**WRITTEN EXERCISE:** For each line in the data below that holds "vegetation", return a copy.
* Start *
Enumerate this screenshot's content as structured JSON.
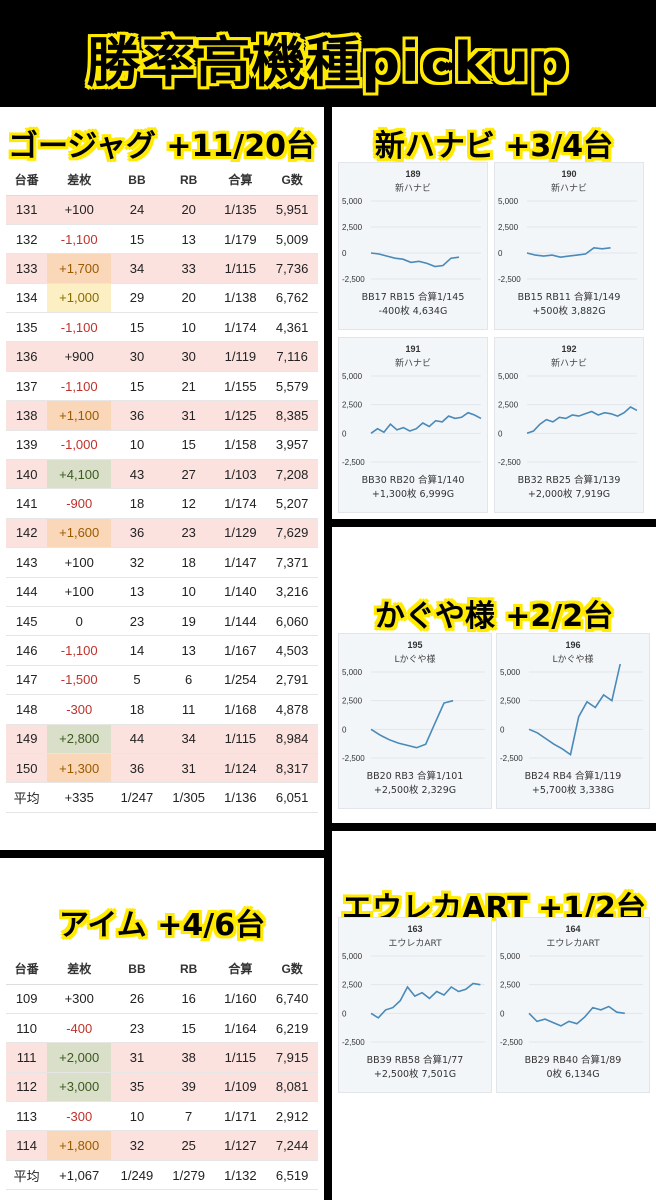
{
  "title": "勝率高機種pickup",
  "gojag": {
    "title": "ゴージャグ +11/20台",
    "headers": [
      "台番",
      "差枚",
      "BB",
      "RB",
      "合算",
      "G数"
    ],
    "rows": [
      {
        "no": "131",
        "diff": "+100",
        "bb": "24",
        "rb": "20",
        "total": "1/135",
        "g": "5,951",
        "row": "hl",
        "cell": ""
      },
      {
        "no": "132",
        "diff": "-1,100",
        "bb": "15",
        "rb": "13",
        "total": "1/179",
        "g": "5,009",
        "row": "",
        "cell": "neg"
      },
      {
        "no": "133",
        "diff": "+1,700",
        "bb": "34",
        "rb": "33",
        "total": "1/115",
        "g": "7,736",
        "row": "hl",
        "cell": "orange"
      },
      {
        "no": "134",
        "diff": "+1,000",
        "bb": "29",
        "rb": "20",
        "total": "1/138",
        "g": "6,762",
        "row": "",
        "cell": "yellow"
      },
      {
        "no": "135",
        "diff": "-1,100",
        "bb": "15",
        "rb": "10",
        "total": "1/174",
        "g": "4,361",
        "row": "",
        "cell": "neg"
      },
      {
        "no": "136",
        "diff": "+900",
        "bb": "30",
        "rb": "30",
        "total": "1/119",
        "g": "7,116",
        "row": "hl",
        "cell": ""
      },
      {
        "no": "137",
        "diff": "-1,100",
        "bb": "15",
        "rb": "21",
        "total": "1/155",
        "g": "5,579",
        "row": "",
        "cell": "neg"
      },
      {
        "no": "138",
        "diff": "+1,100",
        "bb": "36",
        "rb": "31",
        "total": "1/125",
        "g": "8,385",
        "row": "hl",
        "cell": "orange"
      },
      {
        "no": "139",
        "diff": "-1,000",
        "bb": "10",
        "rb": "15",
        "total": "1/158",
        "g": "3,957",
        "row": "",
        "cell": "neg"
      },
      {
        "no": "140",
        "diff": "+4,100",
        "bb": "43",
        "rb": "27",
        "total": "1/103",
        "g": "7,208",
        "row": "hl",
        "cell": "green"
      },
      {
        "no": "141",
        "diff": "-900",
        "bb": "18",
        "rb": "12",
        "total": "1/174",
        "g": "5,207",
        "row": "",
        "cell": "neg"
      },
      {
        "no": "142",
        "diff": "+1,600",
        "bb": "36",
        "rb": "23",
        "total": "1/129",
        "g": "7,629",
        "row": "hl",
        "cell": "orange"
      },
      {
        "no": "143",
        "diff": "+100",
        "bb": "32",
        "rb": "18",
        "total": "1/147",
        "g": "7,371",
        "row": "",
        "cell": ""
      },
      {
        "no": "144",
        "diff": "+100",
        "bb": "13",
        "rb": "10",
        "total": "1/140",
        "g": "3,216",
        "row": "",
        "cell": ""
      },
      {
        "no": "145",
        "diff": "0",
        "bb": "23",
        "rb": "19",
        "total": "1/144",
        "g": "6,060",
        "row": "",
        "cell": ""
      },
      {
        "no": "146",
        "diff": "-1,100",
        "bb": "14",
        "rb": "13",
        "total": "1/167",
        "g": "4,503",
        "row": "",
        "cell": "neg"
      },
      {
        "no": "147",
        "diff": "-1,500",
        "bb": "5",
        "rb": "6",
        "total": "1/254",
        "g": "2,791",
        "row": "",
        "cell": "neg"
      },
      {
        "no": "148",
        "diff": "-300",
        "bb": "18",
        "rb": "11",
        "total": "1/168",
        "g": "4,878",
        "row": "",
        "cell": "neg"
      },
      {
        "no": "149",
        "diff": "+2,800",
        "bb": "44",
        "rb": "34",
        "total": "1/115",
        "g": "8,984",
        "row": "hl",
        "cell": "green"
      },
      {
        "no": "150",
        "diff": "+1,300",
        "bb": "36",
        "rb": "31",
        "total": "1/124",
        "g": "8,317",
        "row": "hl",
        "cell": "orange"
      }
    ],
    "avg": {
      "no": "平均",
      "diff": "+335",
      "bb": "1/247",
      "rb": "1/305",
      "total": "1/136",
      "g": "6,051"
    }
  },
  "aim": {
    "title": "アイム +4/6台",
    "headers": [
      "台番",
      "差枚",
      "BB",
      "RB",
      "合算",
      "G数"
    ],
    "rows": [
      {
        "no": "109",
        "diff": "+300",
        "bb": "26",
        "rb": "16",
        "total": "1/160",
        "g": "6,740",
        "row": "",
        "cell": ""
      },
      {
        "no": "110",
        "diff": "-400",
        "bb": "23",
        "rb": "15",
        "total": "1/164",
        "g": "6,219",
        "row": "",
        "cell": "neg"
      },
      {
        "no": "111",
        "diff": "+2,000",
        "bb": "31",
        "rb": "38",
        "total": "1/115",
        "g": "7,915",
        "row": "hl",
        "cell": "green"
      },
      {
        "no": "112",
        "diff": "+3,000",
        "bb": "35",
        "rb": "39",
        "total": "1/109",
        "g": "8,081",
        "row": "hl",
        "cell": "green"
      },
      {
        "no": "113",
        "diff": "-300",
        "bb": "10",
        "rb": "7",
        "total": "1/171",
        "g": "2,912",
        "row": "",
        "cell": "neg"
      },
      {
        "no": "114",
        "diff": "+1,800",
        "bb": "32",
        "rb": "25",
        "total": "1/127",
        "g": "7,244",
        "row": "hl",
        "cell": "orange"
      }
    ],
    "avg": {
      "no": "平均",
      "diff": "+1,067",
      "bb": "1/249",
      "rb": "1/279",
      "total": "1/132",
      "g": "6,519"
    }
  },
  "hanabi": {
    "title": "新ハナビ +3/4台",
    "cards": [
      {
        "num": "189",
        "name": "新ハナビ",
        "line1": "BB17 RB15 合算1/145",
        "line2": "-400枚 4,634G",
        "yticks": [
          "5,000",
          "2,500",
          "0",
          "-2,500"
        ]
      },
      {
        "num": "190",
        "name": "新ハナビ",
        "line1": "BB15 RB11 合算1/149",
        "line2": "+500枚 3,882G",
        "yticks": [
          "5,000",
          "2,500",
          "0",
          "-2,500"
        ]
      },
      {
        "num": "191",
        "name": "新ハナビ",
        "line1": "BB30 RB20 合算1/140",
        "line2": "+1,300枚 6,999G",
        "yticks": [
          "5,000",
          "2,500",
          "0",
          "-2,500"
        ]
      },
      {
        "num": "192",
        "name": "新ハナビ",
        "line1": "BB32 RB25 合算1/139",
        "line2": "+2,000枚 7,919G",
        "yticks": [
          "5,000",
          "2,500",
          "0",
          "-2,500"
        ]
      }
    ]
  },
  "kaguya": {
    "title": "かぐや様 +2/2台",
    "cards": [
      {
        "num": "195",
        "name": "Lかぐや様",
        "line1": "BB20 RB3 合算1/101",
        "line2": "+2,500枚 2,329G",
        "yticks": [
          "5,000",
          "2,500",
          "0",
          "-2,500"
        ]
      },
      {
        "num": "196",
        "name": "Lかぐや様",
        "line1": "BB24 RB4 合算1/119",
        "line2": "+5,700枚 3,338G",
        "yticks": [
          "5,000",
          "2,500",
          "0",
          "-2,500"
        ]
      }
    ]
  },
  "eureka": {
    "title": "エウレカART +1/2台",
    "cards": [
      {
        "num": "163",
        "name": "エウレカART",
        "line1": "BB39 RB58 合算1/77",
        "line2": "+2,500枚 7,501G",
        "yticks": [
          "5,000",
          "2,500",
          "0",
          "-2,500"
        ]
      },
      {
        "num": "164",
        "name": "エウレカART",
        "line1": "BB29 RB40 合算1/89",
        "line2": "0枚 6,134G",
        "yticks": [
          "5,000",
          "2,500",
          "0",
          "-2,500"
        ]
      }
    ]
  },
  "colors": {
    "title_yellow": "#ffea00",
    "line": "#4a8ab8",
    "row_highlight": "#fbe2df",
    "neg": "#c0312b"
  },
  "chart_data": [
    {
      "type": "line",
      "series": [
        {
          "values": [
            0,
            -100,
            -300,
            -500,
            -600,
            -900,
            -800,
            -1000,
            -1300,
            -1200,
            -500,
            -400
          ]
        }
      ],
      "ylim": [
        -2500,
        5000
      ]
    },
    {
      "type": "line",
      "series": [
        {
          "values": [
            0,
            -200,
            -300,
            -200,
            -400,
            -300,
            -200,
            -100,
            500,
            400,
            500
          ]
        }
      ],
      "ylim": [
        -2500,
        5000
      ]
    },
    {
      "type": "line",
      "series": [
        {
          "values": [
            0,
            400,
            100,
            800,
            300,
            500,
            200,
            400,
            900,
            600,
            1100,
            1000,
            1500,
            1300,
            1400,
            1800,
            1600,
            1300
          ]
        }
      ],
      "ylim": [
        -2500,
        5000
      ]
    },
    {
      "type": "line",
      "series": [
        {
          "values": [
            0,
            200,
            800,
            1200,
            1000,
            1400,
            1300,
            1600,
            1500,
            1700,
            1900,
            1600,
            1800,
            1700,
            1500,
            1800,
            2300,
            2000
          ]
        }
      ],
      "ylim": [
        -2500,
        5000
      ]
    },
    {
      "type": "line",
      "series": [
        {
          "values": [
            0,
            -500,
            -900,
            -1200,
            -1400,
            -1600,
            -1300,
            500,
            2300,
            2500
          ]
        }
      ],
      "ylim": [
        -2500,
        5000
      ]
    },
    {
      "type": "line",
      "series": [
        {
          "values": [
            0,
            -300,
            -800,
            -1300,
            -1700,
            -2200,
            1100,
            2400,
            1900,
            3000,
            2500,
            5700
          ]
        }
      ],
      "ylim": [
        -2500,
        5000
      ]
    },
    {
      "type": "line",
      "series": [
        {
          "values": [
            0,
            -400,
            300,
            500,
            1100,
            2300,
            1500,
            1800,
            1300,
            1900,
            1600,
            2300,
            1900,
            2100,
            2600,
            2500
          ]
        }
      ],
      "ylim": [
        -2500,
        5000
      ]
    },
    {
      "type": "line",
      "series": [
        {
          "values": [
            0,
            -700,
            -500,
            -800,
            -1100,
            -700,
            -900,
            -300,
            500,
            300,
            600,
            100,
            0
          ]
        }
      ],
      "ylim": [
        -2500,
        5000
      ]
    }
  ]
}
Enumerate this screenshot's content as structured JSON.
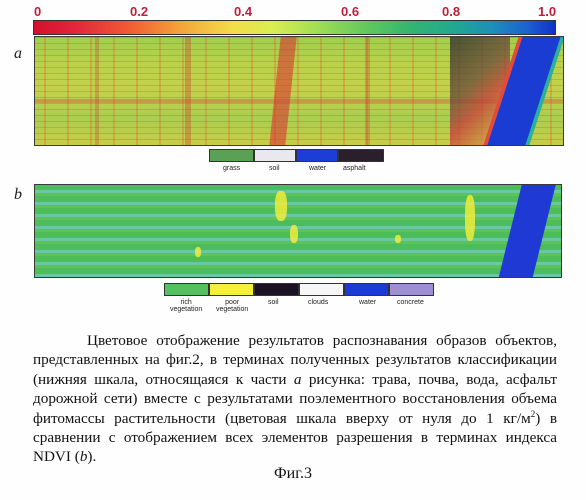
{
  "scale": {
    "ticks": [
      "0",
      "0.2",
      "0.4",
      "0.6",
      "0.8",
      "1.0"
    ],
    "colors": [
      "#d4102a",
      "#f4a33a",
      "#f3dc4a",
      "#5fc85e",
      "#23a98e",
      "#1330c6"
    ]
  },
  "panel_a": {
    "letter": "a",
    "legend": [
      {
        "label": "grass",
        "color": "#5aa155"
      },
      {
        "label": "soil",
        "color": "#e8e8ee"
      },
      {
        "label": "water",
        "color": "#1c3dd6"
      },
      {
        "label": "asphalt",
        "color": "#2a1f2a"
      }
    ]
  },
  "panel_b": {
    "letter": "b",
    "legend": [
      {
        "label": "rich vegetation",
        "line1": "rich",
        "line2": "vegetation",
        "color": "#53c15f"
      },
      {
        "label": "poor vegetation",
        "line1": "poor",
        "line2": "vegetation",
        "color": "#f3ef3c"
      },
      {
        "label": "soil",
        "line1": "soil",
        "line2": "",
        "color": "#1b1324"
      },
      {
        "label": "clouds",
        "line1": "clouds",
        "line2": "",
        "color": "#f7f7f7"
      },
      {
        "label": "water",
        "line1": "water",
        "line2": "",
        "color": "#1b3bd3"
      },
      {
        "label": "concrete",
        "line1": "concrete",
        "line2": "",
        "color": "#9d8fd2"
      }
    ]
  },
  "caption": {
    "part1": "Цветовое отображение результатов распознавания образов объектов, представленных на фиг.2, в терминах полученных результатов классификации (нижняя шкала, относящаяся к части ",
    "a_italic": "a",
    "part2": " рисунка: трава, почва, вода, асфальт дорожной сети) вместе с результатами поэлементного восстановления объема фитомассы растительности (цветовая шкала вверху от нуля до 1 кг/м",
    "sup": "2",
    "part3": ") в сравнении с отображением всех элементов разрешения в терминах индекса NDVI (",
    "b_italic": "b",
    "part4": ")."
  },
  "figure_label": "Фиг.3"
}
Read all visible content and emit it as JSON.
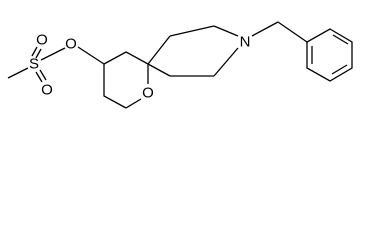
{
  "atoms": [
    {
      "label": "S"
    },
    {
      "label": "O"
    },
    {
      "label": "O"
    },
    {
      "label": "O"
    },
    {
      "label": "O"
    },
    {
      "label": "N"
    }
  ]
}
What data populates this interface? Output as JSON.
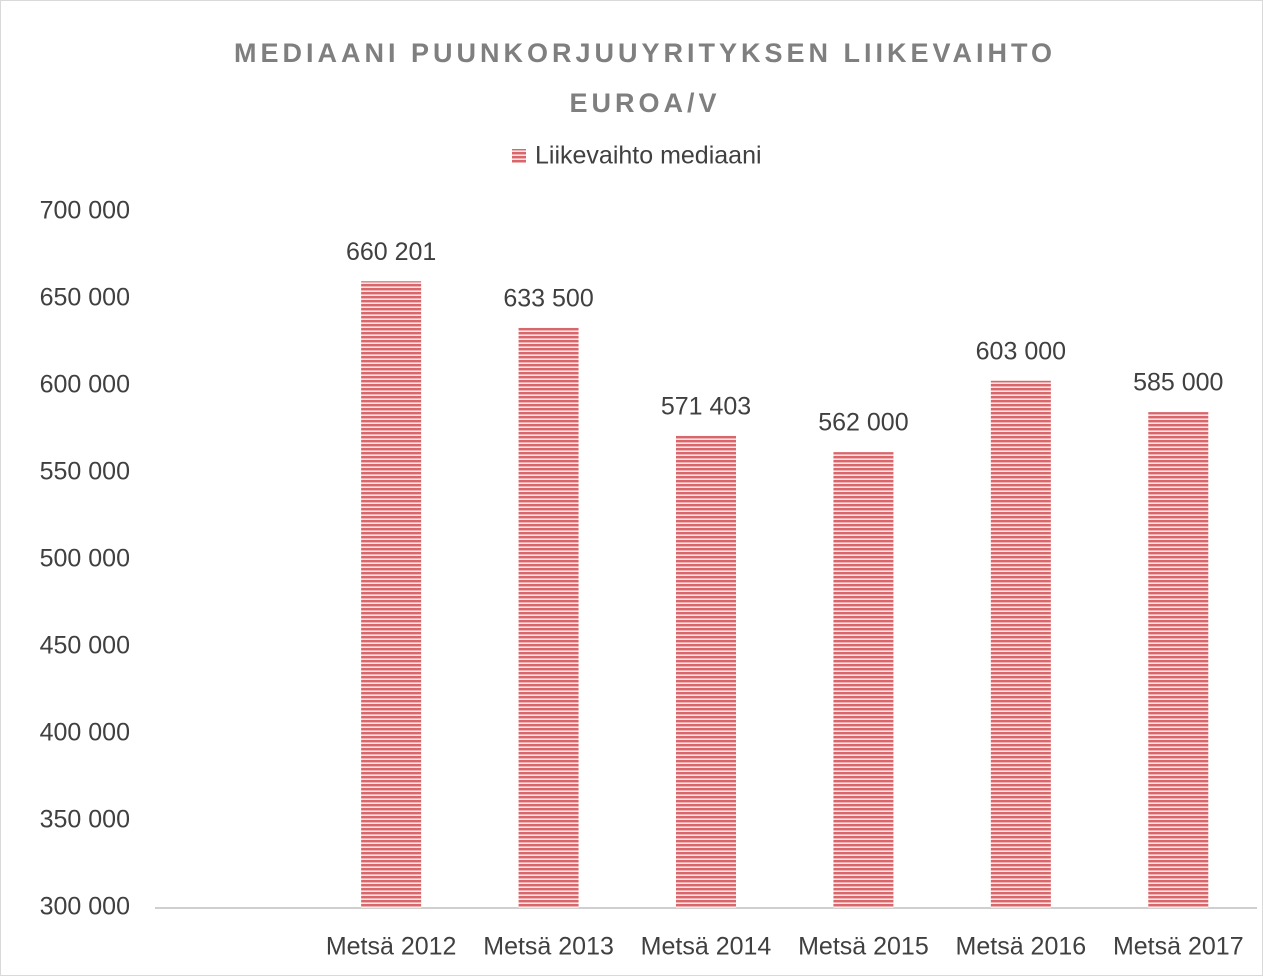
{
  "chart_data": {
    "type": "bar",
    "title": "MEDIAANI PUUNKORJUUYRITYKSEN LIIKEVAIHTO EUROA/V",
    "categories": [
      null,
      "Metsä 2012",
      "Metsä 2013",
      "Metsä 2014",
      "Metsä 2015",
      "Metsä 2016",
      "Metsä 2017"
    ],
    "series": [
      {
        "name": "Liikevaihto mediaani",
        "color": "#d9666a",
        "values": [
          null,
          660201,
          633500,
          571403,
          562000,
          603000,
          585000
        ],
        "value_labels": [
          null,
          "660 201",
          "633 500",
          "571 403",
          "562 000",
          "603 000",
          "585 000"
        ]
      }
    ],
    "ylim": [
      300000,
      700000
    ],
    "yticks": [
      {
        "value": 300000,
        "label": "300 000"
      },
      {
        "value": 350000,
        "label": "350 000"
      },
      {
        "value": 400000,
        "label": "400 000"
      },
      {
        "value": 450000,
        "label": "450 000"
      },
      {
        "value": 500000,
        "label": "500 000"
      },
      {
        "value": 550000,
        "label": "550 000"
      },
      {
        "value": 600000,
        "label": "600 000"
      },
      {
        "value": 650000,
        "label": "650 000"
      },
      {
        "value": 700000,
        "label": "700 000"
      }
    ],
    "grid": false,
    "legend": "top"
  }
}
* End *
**SOLUTION TO THIS TASK:**
        "label": "rich vegetation",
        "line2": "vegetation",
        "label": "poor vegetation",
        "line2": "vegetation",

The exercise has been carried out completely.